* OBJECTIVE
The entries need to be copied exactly.
====
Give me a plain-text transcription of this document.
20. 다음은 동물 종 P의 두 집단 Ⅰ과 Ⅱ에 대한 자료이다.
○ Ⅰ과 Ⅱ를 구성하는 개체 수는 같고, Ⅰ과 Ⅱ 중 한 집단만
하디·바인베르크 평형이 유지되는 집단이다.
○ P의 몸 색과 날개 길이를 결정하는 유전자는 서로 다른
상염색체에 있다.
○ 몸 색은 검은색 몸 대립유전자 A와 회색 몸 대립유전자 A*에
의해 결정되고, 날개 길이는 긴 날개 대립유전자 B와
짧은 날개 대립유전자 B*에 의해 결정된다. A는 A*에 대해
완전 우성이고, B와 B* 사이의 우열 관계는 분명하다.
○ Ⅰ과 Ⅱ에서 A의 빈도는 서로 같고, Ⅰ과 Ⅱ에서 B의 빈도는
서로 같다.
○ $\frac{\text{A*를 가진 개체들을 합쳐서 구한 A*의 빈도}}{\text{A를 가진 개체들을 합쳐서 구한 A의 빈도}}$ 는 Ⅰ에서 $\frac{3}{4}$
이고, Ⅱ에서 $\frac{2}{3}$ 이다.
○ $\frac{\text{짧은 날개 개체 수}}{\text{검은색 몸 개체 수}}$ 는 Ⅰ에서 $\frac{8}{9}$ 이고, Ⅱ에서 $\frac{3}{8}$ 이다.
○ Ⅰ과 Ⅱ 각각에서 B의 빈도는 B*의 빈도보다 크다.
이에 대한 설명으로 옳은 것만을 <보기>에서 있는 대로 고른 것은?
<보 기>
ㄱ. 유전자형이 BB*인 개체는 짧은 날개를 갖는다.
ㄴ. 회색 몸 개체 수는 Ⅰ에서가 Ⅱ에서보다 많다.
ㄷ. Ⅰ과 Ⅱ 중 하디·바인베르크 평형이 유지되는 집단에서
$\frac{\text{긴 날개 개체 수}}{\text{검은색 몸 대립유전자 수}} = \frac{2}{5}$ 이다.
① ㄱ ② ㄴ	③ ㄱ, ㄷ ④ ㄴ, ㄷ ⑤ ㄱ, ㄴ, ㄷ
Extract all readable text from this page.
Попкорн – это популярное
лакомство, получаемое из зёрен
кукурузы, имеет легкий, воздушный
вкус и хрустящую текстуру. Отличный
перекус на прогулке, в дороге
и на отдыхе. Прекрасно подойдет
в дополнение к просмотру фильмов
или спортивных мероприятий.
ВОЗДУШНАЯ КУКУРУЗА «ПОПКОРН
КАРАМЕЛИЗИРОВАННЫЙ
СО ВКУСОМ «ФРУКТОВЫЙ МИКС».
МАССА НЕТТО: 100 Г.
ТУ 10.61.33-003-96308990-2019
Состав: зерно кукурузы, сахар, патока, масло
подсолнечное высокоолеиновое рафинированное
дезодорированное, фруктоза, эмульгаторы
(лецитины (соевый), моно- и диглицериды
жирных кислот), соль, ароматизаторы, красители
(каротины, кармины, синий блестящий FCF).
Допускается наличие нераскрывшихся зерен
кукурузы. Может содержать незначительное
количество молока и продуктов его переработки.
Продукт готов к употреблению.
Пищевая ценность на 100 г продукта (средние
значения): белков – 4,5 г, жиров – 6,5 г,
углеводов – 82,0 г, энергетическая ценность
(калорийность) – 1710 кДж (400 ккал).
====
* RESPONSE TO THE TASK
Give me a plain-text transcription of this document.
20. 다음은 동물 종 P의 두 집단 Ⅰ과 Ⅱ에 대한 자료이다.
○ Ⅰ과 Ⅱ를 구성하는 개체 수는 같고, Ⅰ과 Ⅱ 중 한 집단만
하디·바인베르크 평형이 유지되는 집단이다.
○ P의 몸 색과 날개 길이를 결정하는 유전자는 서로 다른
상염색체에 있다.
○ 몸 색은 검은색 몸 대립유전자 A와 회색 몸 대립유전자 A*에
의해 결정되고, 날개 길이는 긴 날개 대립유전자 B와
짧은 날개 대립유전자 B*에 의해 결정된다. A는 A*에 대해
완전 우성이고, B와 B* 사이의 우열 관계는 분명하다.
○ Ⅰ과 Ⅱ에서 A의 빈도는 서로 같고, Ⅰ과 Ⅱ에서 B의 빈도는
서로 같다.
○ $\frac{\text{A*를 가진 개체들을 합쳐서 구한 A*의 빈도}}{\text{A를 가진 개체들을 합쳐서 구한 A의 빈도}}$ 는 Ⅰ에서 $\frac{3}{4}$
이고, Ⅱ에서 $\frac{2}{3}$ 이다.
○ $\frac{\text{짧은 날개 개체 수}}{\text{검은색 몸 개체 수}}$ 는 Ⅰ에서 $\frac{8}{9}$ 이고, Ⅱ에서 $\frac{3}{8}$ 이다.
○ Ⅰ과 Ⅱ 각각에서 B의 빈도는 B*의 빈도보다 크다.
이에 대한 설명으로 옳은 것만을 <보기>에서 있는 대로 고른 것은?
<보 기>
ㄱ. 유전자형이 BB*인 개체는 짧은 날개를 갖는다.
ㄴ. 회색 몸 개체 수는 Ⅰ에서가 Ⅱ에서보다 많다.
ㄷ. Ⅰ과 Ⅱ 중 하디·바인베르크 평형이 유지되는 집단에서
$\frac{\text{긴 날개 개체 수}}{\text{검은색 몸 대립유전자 수}} = \frac{2}{5}$ 이다.
① ㄱ ② ㄴ	③ ㄱ, ㄷ ④ ㄴ, ㄷ ⑤ ㄱ, ㄴ, ㄷ
Extract all readable text from this page.
Попкорн – это популярное
лакомство, получаемое из зёрен
кукурузы, имеет легкий, воздушный
вкус и хрустящую текстуру. Отличный
перекус на прогулке, в дороге
и на отдыхе. Прекрасно подойдет
в дополнение к просмотру фильмов
или спортивных мероприятий.
ВОЗДУШНАЯ КУКУРУЗА «ПОПКОРН
КАРАМЕЛИЗИРОВАННЫЙ
СО ВКУСОМ «ФРУКТОВЫЙ МИКС».
МАССА НЕТТО: 100 Г.
ТУ 10.61.33-003-96308990-2019
Состав: зерно кукурузы, сахар, патока, масло
подсолнечное высокоолеиновое рафинированное
дезодорированное, фруктоза, эмульгаторы
(лецитины (соевый), моно- и диглицериды
жирных кислот), соль, ароматизаторы, красители
(каротины, кармины, синий блестящий FCF).
Допускается наличие нераскрывшихся зерен
кукурузы. Может содержать незначительное
количество молока и продуктов его переработки.
Продукт готов к употреблению.
Пищевая ценность на 100 г продукта (средние
значения): белков – 4,5 г, жиров – 6,5 г,
углеводов – 82,0 г, энергетическая ценность
(калорийность) – 1710 кДж (400 ккал).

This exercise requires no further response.